AUSGEWÄHLTER TEXTAUSZUG

Reale Versuchsfahrten allein reichen längst nicht mehr aus: Um komplexe Fahrfunktionen zu überprüfen, werden Testkilometer immer häufiger virtuell abgespult. Das weltweit agierende Mobilitäts-Technologieunternehmen AVL vertraut dabei auch auf Drohnentechnologie und KI eines Hightech-Start-ups aus Stuttgart: Um Verkehrsszenarien schon in frühen Entwicklungsstadien gesamtheitlich digital zu simulieren, kommt Know-how des Jungunternehmens Deepscenario zum Einsatz.
Wie von Geisterhand gesteuert: So sollen fahrende Autos schon in einigen Jahren ihren Weg durch unsere Städte bahnen – zumindest, wenn es nach der globalen Automobilindustrie und auch der Tech-Branche geht. Die Vision des selbstfahrenden Fahrzeugs wirft allerdings nicht nur neue rechtliche Aspekte auf, sondern vor allem Sicherheitsthemen.
Die nötigen Fahrassistenzsysteme müssen ihre Aufgaben perfekt beherrschen. Um zu gewährleisten, dass diese zuverlässig Entscheidungen treffen, müssen die einzelnen Funktionen bis ins kleinste Detail getestet werden.
Georg List, AVL
„Die nötigen Fahrassistenzsysteme müssen ihre Aufgaben perfekt beherrschen. Um zu gewährleisten, dass diese zuverlässig Entscheidungen treffen, müssen die einzelnen Funktionen bis ins kleinste Detail getestet werden. Schließlich hängt die Sicherheit der Insassen und oft mehr noch aller anderen Verkehrsteilnehmer – wenn wir etwa an sogenannte „vulnerable road users“ wie Fußgänger, oder Radfahrer denken – davon ab“, betont Georg List, Strategiechef beim Mobilitäts-Technologieunternehmen AVL, das an 90 Standorten weltweit 11.200 Mitarbeiter beschäftigt.

SCHRIFTLICHE AUFGABE 1
Prüfen Sie, ob die folgenden Aussagen mit dem Textauszug über virtuelle Testfahrten übereinstimmen. Antworten Sie jeweils mit Ja oder Nein und zitieren Sie die entscheidenden Worte wörtlich: (a) AVL beschäftigt an 90 Standorten weltweit 11.200 Mitarbeiter. (b) Deepscenario ist ein Start-up aus München. (c) Georg List ist Strategiechef bei Deepscenario.
SCHRIFTLICHE AUFGABE 2
Setzen Sie den Textauszug über virtuelle Testfahrten nach seinem letzten Satz fort.

BEREITGESTELLTE ANGABEN
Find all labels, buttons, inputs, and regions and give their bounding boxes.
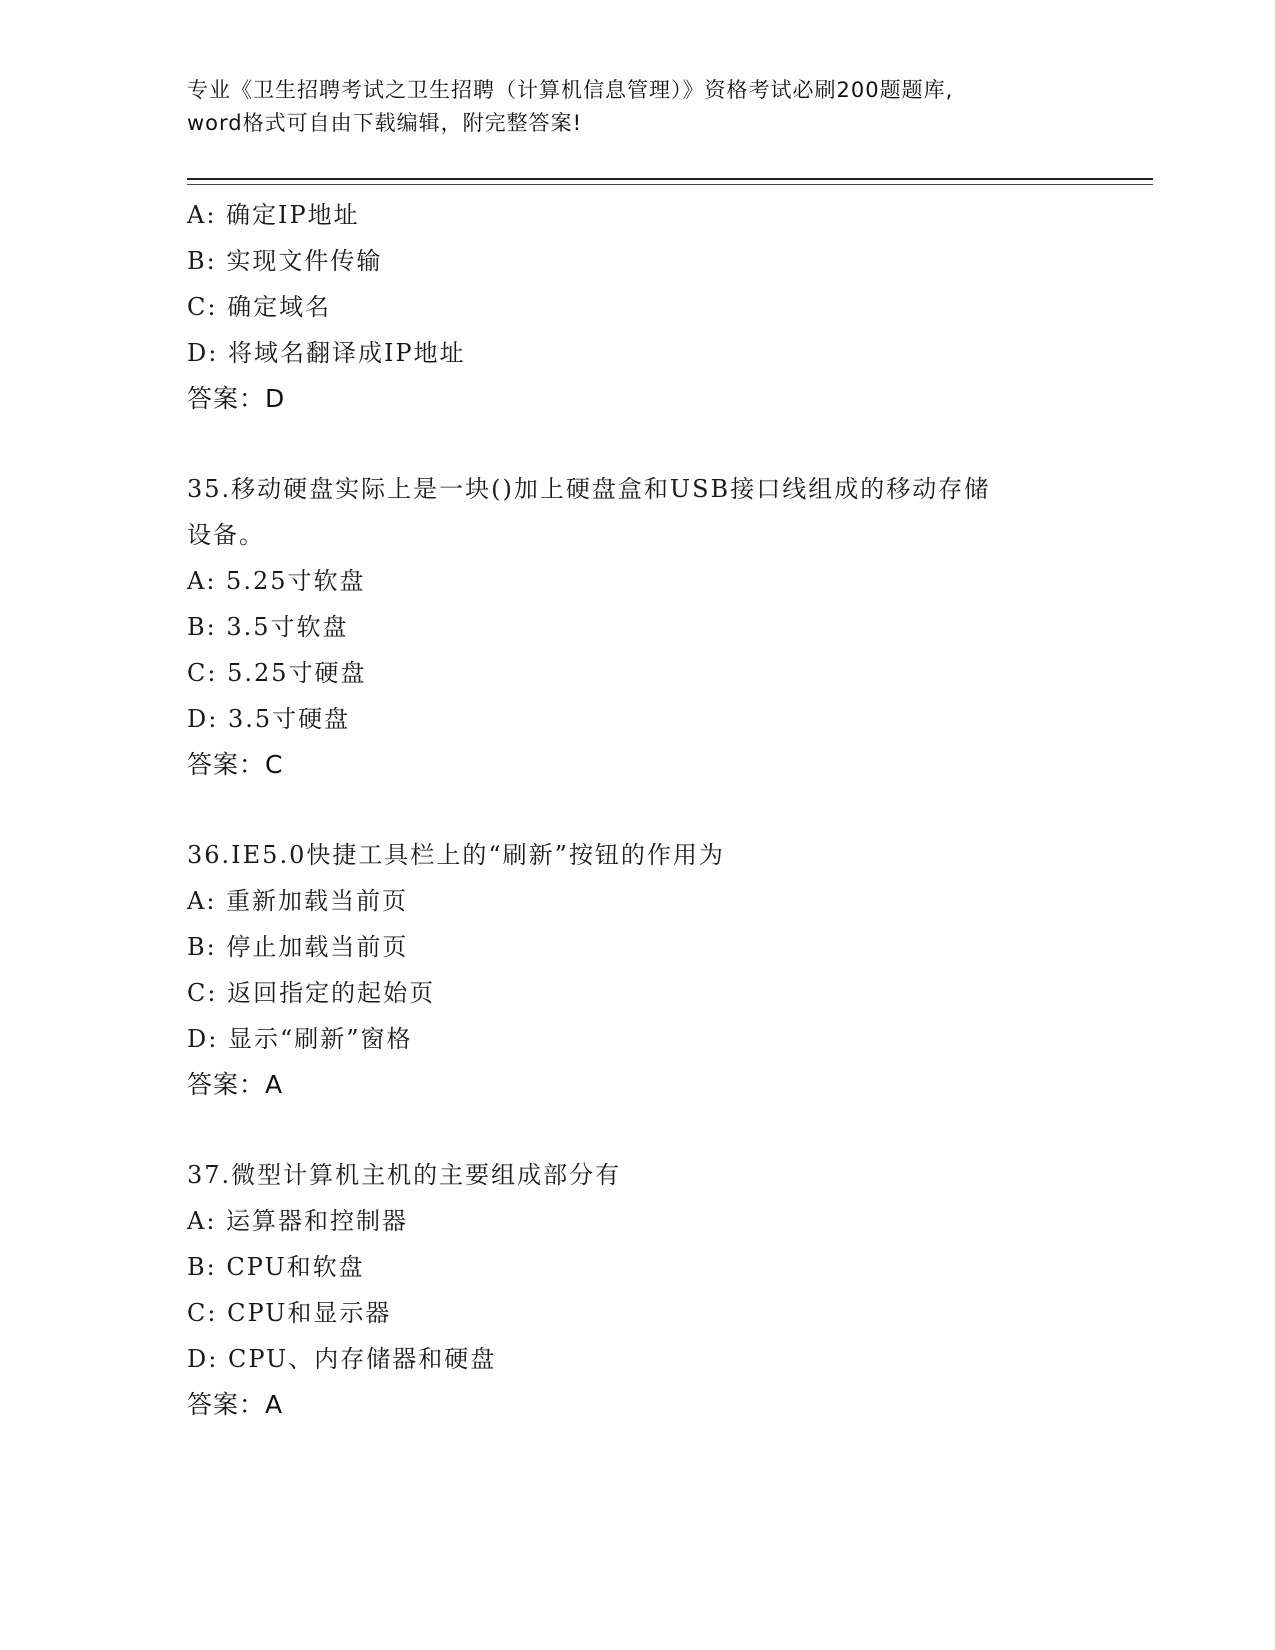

SCHRIFTLICHE ANTWORT 1
(a) Ja: „das an 90 Standorten weltweit 11.200 Mitarbeiter beschäftigt“
(b) Nein: „eines Hightech-Start-ups aus Stuttgart“
(c) Nein: „Georg List, Strategiechef beim Mobilitäts-Technologieunternehmen AVL“

SCHRIFTLICHE ANTWORT 2
Das Unternehmen ist ein wichtiger Partner der Automobilindustrie – insbesondere im Bereich von Fahrassistenzsystemen (ADAS) und automatisiertem Fahren (AD). „Wir verfügen über die entsprechende Erfahrung und Infrastruktur, um die Entwicklung, Kalibrierung, das Testen und die Absicherung gesamtheitlich zu unterstützen, ganz gleich ob für die Einführung von neuen ADAS-/AD-Generationen oder die breite Ausrollung auf verschiedenste Derivate und Varianten“, sagt List.
Digitale Tests am Vormarsch
In weltweit immer mehr öffentlichen Testgebieten und in spezialisierten Testzentren werden durch AVL mittlerweile Tausende von Kilometern abgespult.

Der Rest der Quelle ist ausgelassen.